*PROVIDED RECORDS*.

────

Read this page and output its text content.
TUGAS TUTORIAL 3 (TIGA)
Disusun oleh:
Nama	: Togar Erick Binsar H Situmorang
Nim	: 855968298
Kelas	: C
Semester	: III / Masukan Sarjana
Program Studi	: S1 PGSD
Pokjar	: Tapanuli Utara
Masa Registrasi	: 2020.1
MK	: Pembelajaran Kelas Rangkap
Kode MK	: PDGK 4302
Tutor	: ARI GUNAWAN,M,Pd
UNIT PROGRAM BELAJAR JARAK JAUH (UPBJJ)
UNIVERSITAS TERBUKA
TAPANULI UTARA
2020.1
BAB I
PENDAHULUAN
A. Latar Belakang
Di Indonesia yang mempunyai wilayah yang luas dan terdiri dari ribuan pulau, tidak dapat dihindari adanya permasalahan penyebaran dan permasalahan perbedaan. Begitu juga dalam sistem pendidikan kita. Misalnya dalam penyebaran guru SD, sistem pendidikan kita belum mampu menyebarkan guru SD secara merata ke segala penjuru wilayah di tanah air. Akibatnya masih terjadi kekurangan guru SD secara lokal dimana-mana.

────

Check every line above for the string "Kelas" and copy those that have it.

Kelas	: C
MK	: Pembelajaran Kelas Rangkap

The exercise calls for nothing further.